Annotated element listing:
###
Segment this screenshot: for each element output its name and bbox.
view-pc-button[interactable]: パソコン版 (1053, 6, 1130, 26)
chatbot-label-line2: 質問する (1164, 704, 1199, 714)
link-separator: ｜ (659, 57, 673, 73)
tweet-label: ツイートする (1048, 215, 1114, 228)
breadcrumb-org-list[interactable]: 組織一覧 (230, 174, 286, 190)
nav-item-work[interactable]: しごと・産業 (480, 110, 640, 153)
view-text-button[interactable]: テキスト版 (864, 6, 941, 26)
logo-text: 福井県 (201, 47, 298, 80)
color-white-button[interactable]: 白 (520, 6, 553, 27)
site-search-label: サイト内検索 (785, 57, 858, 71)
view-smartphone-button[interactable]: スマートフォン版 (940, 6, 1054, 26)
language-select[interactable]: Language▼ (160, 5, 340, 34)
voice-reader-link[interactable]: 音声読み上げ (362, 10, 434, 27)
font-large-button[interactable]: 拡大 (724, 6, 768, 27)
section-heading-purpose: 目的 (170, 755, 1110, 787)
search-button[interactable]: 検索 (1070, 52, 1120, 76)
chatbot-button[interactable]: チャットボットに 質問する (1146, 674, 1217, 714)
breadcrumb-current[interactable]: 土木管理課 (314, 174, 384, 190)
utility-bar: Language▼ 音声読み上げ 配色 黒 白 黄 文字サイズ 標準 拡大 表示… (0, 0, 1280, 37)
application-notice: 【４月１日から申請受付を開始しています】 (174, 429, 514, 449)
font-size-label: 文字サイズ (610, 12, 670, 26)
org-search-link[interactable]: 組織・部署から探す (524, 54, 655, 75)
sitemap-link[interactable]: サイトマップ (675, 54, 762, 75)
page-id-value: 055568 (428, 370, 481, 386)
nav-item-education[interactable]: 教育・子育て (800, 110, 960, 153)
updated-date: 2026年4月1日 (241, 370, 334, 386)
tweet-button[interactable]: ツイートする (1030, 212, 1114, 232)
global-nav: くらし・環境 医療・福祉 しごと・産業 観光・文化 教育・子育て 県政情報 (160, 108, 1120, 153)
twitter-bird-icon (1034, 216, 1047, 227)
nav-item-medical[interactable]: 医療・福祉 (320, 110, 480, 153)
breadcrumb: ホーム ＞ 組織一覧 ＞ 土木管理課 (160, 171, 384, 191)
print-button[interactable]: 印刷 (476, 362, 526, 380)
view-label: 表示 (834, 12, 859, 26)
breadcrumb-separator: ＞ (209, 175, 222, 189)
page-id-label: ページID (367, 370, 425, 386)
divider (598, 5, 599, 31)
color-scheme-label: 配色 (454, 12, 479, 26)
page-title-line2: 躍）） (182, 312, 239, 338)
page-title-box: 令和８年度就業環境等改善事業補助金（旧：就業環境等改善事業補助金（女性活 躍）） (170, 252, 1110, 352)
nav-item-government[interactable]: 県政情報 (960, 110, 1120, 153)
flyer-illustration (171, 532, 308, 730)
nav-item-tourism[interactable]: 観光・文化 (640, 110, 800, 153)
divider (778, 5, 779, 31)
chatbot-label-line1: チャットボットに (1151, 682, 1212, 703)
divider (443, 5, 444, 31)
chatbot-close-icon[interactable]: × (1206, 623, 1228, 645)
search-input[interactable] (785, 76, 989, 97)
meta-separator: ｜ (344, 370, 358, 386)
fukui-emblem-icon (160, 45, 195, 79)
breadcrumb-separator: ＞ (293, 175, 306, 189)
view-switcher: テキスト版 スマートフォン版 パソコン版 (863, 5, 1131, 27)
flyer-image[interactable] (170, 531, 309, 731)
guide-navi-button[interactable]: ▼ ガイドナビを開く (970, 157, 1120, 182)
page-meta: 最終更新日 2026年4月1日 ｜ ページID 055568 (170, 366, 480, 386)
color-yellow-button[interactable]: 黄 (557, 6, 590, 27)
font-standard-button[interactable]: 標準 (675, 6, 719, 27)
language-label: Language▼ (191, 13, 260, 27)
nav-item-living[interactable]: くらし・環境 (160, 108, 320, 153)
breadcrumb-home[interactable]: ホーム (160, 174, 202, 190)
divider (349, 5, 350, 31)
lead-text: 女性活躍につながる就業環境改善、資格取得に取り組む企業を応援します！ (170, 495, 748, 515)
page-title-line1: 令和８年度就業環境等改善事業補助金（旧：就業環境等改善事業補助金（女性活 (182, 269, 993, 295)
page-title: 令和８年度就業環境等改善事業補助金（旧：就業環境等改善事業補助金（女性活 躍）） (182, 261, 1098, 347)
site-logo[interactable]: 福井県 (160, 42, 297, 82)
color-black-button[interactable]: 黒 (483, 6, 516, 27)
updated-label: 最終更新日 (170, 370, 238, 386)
###
Exercise aim
Replace every occurrence of "[interactable]" with "[clickable]" throughout the listing, and change nothing else.

Task answer
Segment this screenshot: for each element output its name and bbox.
view-pc-button[clickable]: パソコン版 (1053, 6, 1130, 26)
chatbot-label-line2: 質問する (1164, 704, 1199, 714)
link-separator: ｜ (659, 57, 673, 73)
tweet-label: ツイートする (1048, 215, 1114, 228)
breadcrumb-org-list[clickable]: 組織一覧 (230, 174, 286, 190)
nav-item-work[clickable]: しごと・産業 (480, 110, 640, 153)
view-text-button[clickable]: テキスト版 (864, 6, 941, 26)
logo-text: 福井県 (201, 47, 298, 80)
color-white-button[clickable]: 白 (520, 6, 553, 27)
site-search-label: サイト内検索 (785, 57, 858, 71)
view-smartphone-button[clickable]: スマートフォン版 (940, 6, 1054, 26)
language-select[clickable]: Language▼ (160, 5, 340, 34)
voice-reader-link[clickable]: 音声読み上げ (362, 10, 434, 27)
font-large-button[clickable]: 拡大 (724, 6, 768, 27)
section-heading-purpose: 目的 (170, 755, 1110, 787)
search-button[clickable]: 検索 (1070, 52, 1120, 76)
chatbot-button[clickable]: チャットボットに 質問する (1146, 674, 1217, 714)
breadcrumb-current[clickable]: 土木管理課 (314, 174, 384, 190)
utility-bar: Language▼ 音声読み上げ 配色 黒 白 黄 文字サイズ 標準 拡大 表示… (0, 0, 1280, 37)
application-notice: 【４月１日から申請受付を開始しています】 (174, 429, 514, 449)
font-size-label: 文字サイズ (610, 12, 670, 26)
org-search-link[clickable]: 組織・部署から探す (524, 54, 655, 75)
sitemap-link[clickable]: サイトマップ (675, 54, 762, 75)
page-id-value: 055568 (428, 370, 481, 386)
nav-item-education[clickable]: 教育・子育て (800, 110, 960, 153)
updated-date: 2026年4月1日 (241, 370, 334, 386)
tweet-button[clickable]: ツイートする (1030, 212, 1114, 232)
global-nav: くらし・環境 医療・福祉 しごと・産業 観光・文化 教育・子育て 県政情報 (160, 108, 1120, 153)
twitter-bird-icon (1034, 216, 1047, 227)
nav-item-medical[clickable]: 医療・福祉 (320, 110, 480, 153)
breadcrumb: ホーム ＞ 組織一覧 ＞ 土木管理課 (160, 171, 384, 191)
print-button[clickable]: 印刷 (476, 362, 526, 380)
view-label: 表示 (834, 12, 859, 26)
breadcrumb-separator: ＞ (209, 175, 222, 189)
page-id-label: ページID (367, 370, 425, 386)
divider (598, 5, 599, 31)
color-scheme-label: 配色 (454, 12, 479, 26)
page-title-line2: 躍）） (182, 312, 239, 338)
page-title-box: 令和８年度就業環境等改善事業補助金（旧：就業環境等改善事業補助金（女性活 躍）） (170, 252, 1110, 352)
nav-item-government[clickable]: 県政情報 (960, 110, 1120, 153)
flyer-illustration (171, 532, 308, 730)
nav-item-tourism[clickable]: 観光・文化 (640, 110, 800, 153)
divider (778, 5, 779, 31)
chatbot-label-line1: チャットボットに (1151, 682, 1212, 703)
divider (443, 5, 444, 31)
chatbot-close-icon[clickable]: × (1206, 623, 1228, 645)
search-input[clickable] (785, 76, 989, 97)
meta-separator: ｜ (344, 370, 358, 386)
fukui-emblem-icon (160, 45, 195, 79)
breadcrumb-separator: ＞ (293, 175, 306, 189)
view-switcher: テキスト版 スマートフォン版 パソコン版 (863, 5, 1131, 27)
flyer-image[clickable] (170, 531, 309, 731)
guide-navi-button[clickable]: ▼ ガイドナビを開く (970, 157, 1120, 182)
page-meta: 最終更新日 2026年4月1日 ｜ ページID 055568 (170, 366, 480, 386)
color-yellow-button[clickable]: 黄 (557, 6, 590, 27)
font-standard-button[clickable]: 標準 (675, 6, 719, 27)
language-label: Language▼ (191, 13, 260, 27)
nav-item-living[clickable]: くらし・環境 (160, 108, 320, 153)
breadcrumb-home[clickable]: ホーム (160, 174, 202, 190)
divider (349, 5, 350, 31)
lead-text: 女性活躍につながる就業環境改善、資格取得に取り組む企業を応援します！ (170, 495, 748, 515)
page-title-line1: 令和８年度就業環境等改善事業補助金（旧：就業環境等改善事業補助金（女性活 (182, 269, 993, 295)
page-title: 令和８年度就業環境等改善事業補助金（旧：就業環境等改善事業補助金（女性活 躍）） (182, 261, 1098, 347)
site-logo[clickable]: 福井県 (160, 42, 297, 82)
color-black-button[clickable]: 黒 (483, 6, 516, 27)
updated-label: 最終更新日 (170, 370, 238, 386)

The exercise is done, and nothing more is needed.